◆ EXERCISE REQUIREMENTS ◆
Extract every line that contains the string "DLSP".

(Records about charts and figures)
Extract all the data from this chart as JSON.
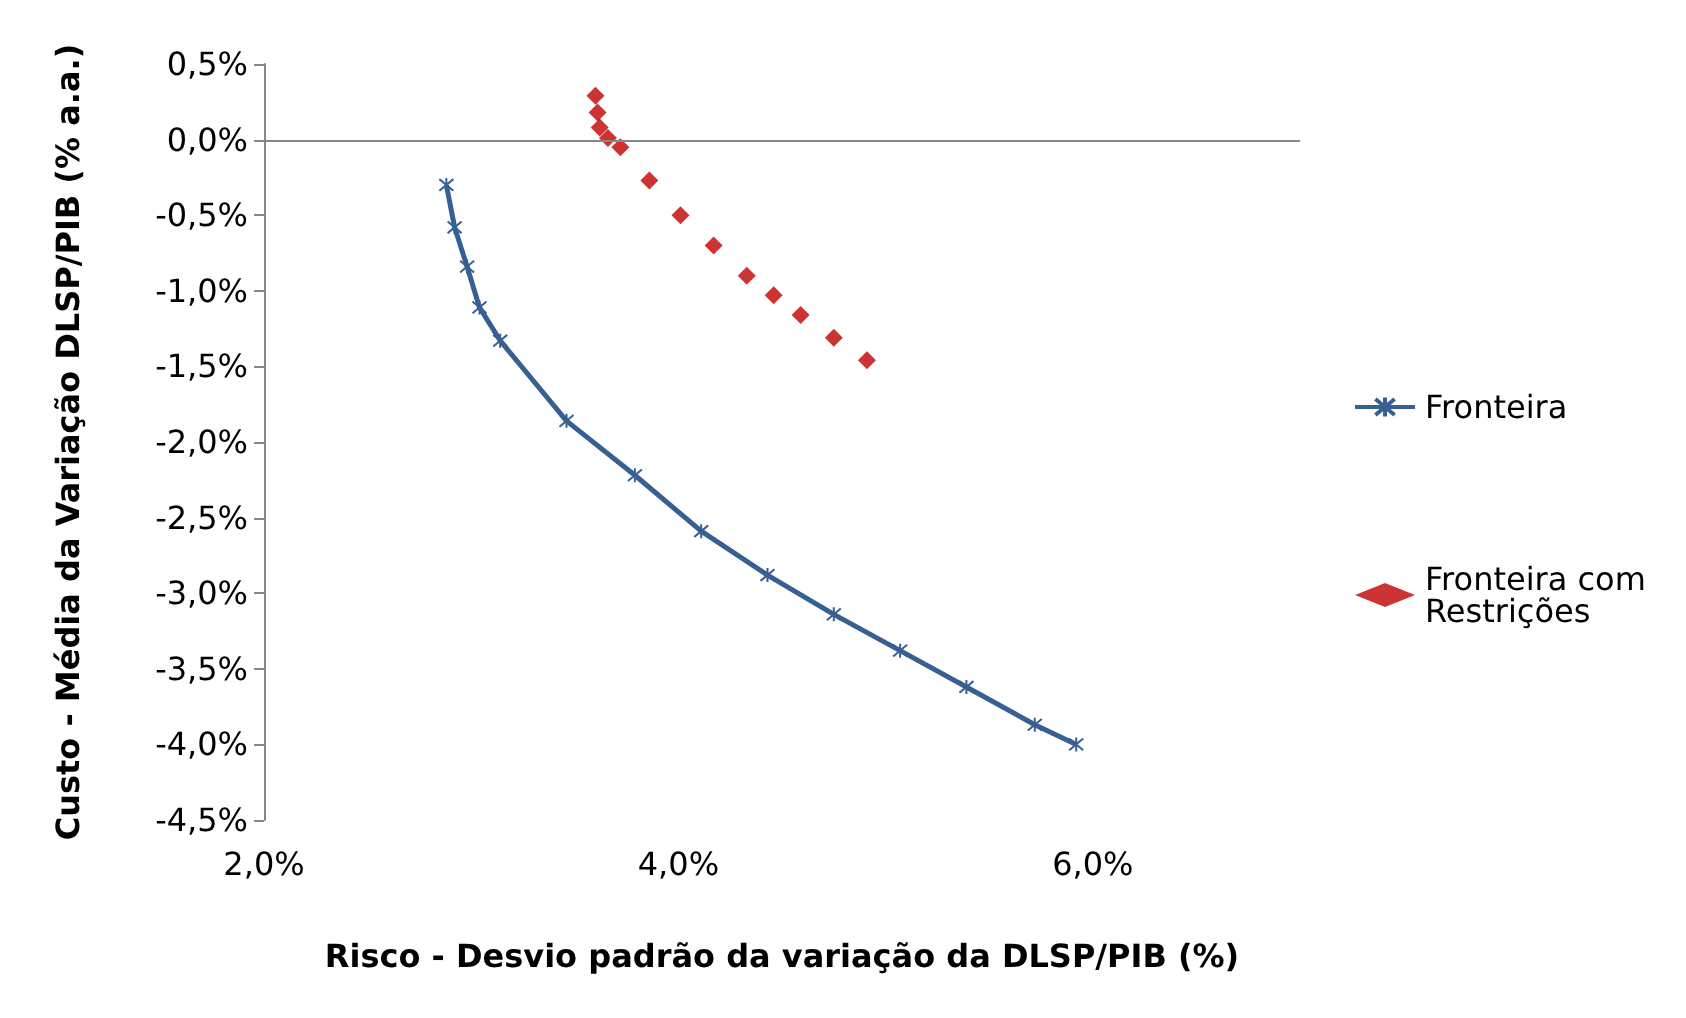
{
  "chart_data": {
    "type": "scatter",
    "xlabel": "Risco - Desvio padrão da variação da DLSP/PIB (%)",
    "ylabel": "Custo - Média da Variação DLSP/PIB (% a.a.)",
    "xlim": [
      2,
      7
    ],
    "xticks": [
      {
        "value": 2,
        "label": "2,0%"
      },
      {
        "value": 4,
        "label": "4,0%"
      },
      {
        "value": 6,
        "label": "6,0%"
      }
    ],
    "ylim": [
      -4.5,
      0.5
    ],
    "yticks": [
      {
        "value": 0.5,
        "label": "0,5%"
      },
      {
        "value": 0,
        "label": "0,0%"
      },
      {
        "value": -0.5,
        "label": "-0,5%"
      },
      {
        "value": -1,
        "label": "-1,0%"
      },
      {
        "value": -1.5,
        "label": "-1,5%"
      },
      {
        "value": -2,
        "label": "-2,0%"
      },
      {
        "value": -2.5,
        "label": "-2,5%"
      },
      {
        "value": -3,
        "label": "-3,0%"
      },
      {
        "value": -3.5,
        "label": "-3,5%"
      },
      {
        "value": -4,
        "label": "-4,0%"
      },
      {
        "value": -4.5,
        "label": "-4,5%"
      }
    ],
    "grid": false,
    "legend": "right",
    "ref_lines": [
      {
        "axis": "y",
        "value": 0,
        "color": "#868686"
      }
    ],
    "series": [
      {
        "name": "Fronteira",
        "type": "line",
        "marker": "cross",
        "color": "#376092",
        "x": [
          2.88,
          2.92,
          2.98,
          3.04,
          3.14,
          3.46,
          3.79,
          4.11,
          4.43,
          4.75,
          5.07,
          5.39,
          5.72,
          5.92
        ],
        "values": [
          -0.3,
          -0.58,
          -0.84,
          -1.11,
          -1.33,
          -1.86,
          -2.22,
          -2.59,
          -2.88,
          -3.14,
          -3.38,
          -3.62,
          -3.87,
          -4.0
        ]
      },
      {
        "name": "Fronteira com Restrições",
        "marker": "diamond",
        "color": "#c00000",
        "x": [
          3.6,
          3.61,
          3.62,
          3.66,
          3.72,
          3.86,
          4.01,
          4.17,
          4.33,
          4.46,
          4.59,
          4.75,
          4.91
        ],
        "values": [
          0.29,
          0.18,
          0.08,
          0.01,
          -0.05,
          -0.27,
          -0.5,
          -0.7,
          -0.9,
          -1.03,
          -1.16,
          -1.31,
          -1.46
        ]
      }
    ]
  }
}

◆ RESPONSE TO THE TASK ◆
    "xlabel": "Risco - Desvio padrão da variação da DLSP/PIB (%)",
    "ylabel": "Custo - Média da Variação DLSP/PIB (% a.a.)",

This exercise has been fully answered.